**** Available data ****

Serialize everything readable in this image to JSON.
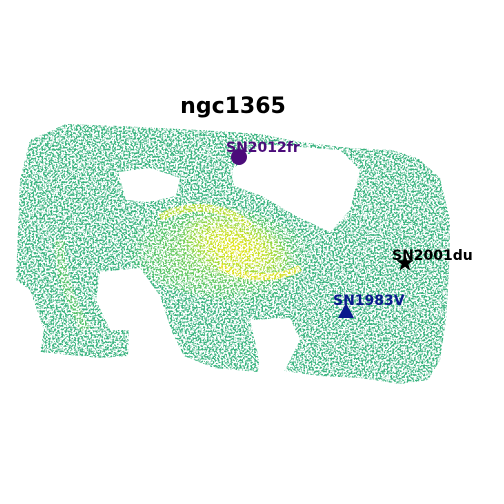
{
  "title": "ngc1365",
  "colormap": [
    "#3b8b8c",
    "#2fa687",
    "#3cbc75",
    "#5ec962",
    "#8fd744",
    "#c2df23",
    "#e7e419"
  ],
  "supernovae": [
    {
      "label": "SN2012fr",
      "marker": "circle",
      "color": "#4b0c7a"
    },
    {
      "label": "SN2001du",
      "marker": "star",
      "color": "#000000"
    },
    {
      "label": "SN1983V",
      "marker": "triangle",
      "color": "#0a1a8c"
    }
  ]
}
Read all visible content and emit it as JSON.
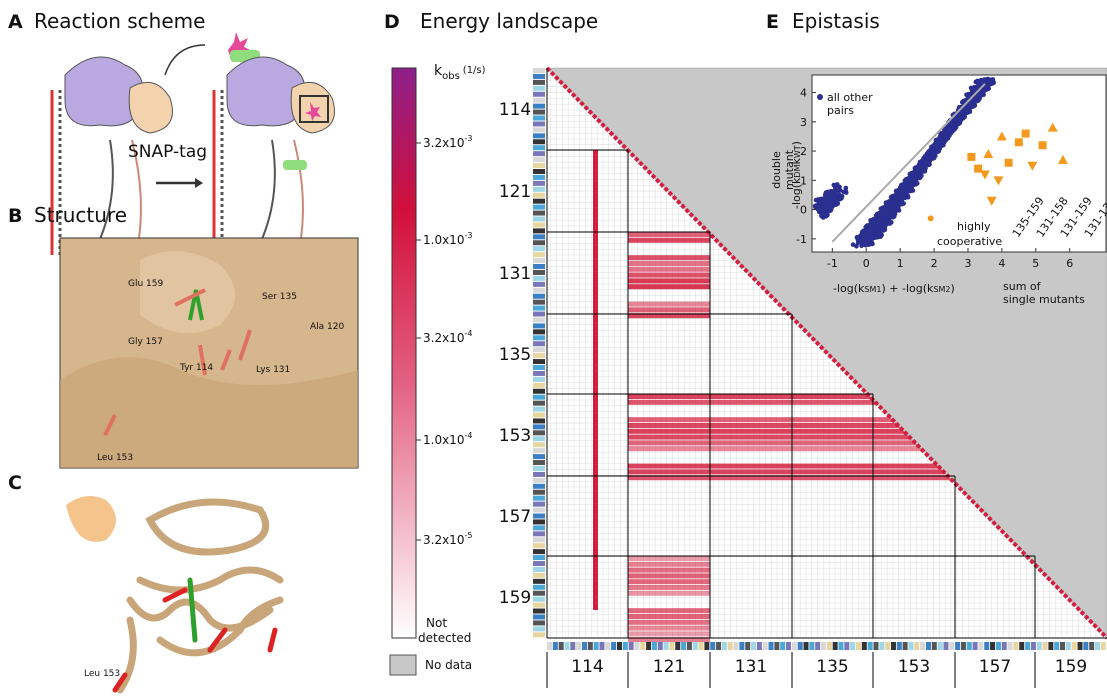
{
  "panels": {
    "A": {
      "letter": "A",
      "title": "Reaction scheme",
      "label": "SNAP-tag"
    },
    "B": {
      "letter": "B",
      "title": "Structure",
      "residues": [
        "Glu 159",
        "Ser 135",
        "Ala 120",
        "Gly 157",
        "Tyr 114",
        "Lys 131",
        "Leu 153"
      ]
    },
    "C": {
      "letter": "C",
      "residue": "Leu 153"
    },
    "D": {
      "letter": "D",
      "title": "Energy landscape",
      "colorbar": {
        "k": "k",
        "sub": "obs",
        "unit": "(1/s)",
        "ticks": [
          {
            "base": "3.2x10",
            "exp": "-3"
          },
          {
            "base": "1.0x10",
            "exp": "-3"
          },
          {
            "base": "3.2x10",
            "exp": "-4"
          },
          {
            "base": "1.0x10",
            "exp": "-4"
          },
          {
            "base": "3.2x10",
            "exp": "-5"
          }
        ],
        "bottom": [
          "Not",
          "detected"
        ],
        "nodata": "No data"
      },
      "blocks": [
        "114",
        "121",
        "131",
        "135",
        "153",
        "157",
        "159"
      ]
    },
    "E": {
      "letter": "E",
      "title": "Epistasis",
      "legend": [
        "all other",
        "pairs"
      ],
      "ylabel": [
        "double",
        "mutant"
      ],
      "ylabel_formula": {
        "pre": "-log(",
        "num": "k",
        "num_sub": "DM",
        "den": "k",
        "den_sub": "WT",
        "post": ")"
      },
      "xlabel": {
        "a": "-log(",
        "k1": "k",
        "s1": "SM1",
        "k2": "k",
        "s2": "SM2",
        "w": "k",
        "ws": "WT",
        "mid": ") + -log(",
        "post": ")"
      },
      "xlabel_right": [
        "sum of",
        "single mutants"
      ],
      "note": [
        "highly",
        "cooperative"
      ],
      "pairs": [
        "135-159",
        "131-158",
        "131-159",
        "131-13"
      ],
      "xticks": [
        -1,
        0,
        1,
        2,
        3,
        4,
        5,
        6
      ],
      "yticks": [
        -1,
        0,
        1,
        2,
        3,
        4
      ],
      "xlim": [
        -1.6,
        7.1
      ],
      "ylim": [
        -1.45,
        4.6
      ]
    }
  }
}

****

# Task description
Transcribe the whole listing exactly. Pictures stay out of your copy.

# Exercise result
Serialize everything readable in this image to JSON.
{
  "title": "ngc1365",
  "colormap": [
    "#3b8b8c",
    "#2fa687",
    "#3cbc75",
    "#5ec962",
    "#8fd744",
    "#c2df23",
    "#e7e419"
  ],
  "supernovae": [
    {
      "label": "SN2012fr",
      "marker": "circle",
      "color": "#4b0c7a"
    },
    {
      "label": "SN2001du",
      "marker": "star",
      "color": "#000000"
    },
    {
      "label": "SN1983V",
      "marker": "triangle",
      "color": "#0a1a8c"
    }
  ]
}
Read all visible content and emit it as JSON.
{
  "panels": {
    "A": {
      "letter": "A",
      "title": "Reaction scheme",
      "label": "SNAP-tag"
    },
    "B": {
      "letter": "B",
      "title": "Structure",
      "residues": [
        "Glu 159",
        "Ser 135",
        "Ala 120",
        "Gly 157",
        "Tyr 114",
        "Lys 131",
        "Leu 153"
      ]
    },
    "C": {
      "letter": "C",
      "residue": "Leu 153"
    },
    "D": {
      "letter": "D",
      "title": "Energy landscape",
      "colorbar": {
        "k": "k",
        "sub": "obs",
        "unit": "(1/s)",
        "ticks": [
          {
            "base": "3.2x10",
            "exp": "-3"
          },
          {
            "base": "1.0x10",
            "exp": "-3"
          },
          {
            "base": "3.2x10",
            "exp": "-4"
          },
          {
            "base": "1.0x10",
            "exp": "-4"
          },
          {
            "base": "3.2x10",
            "exp": "-5"
          }
        ],
        "bottom": [
          "Not",
          "detected"
        ],
        "nodata": "No data"
      },
      "blocks": [
        "114",
        "121",
        "131",
        "135",
        "153",
        "157",
        "159"
      ]
    },
    "E": {
      "letter": "E",
      "title": "Epistasis",
      "legend": [
        "all other",
        "pairs"
      ],
      "ylabel": [
        "double",
        "mutant"
      ],
      "ylabel_formula": {
        "pre": "-log(",
        "num": "k",
        "num_sub": "DM",
        "den": "k",
        "den_sub": "WT",
        "post": ")"
      },
      "xlabel": {
        "a": "-log(",
        "k1": "k",
        "s1": "SM1",
        "k2": "k",
        "s2": "SM2",
        "w": "k",
        "ws": "WT",
        "mid": ") + -log(",
        "post": ")"
      },
      "xlabel_right": [
        "sum of",
        "single mutants"
      ],
      "note": [
        "highly",
        "cooperative"
      ],
      "pairs": [
        "135-159",
        "131-158",
        "131-159",
        "131-13"
      ],
      "xticks": [
        -1,
        0,
        1,
        2,
        3,
        4,
        5,
        6
      ],
      "yticks": [
        -1,
        0,
        1,
        2,
        3,
        4
      ],
      "xlim": [
        -1.6,
        7.1
      ],
      "ylim": [
        -1.45,
        4.6
      ]
    }
  }
}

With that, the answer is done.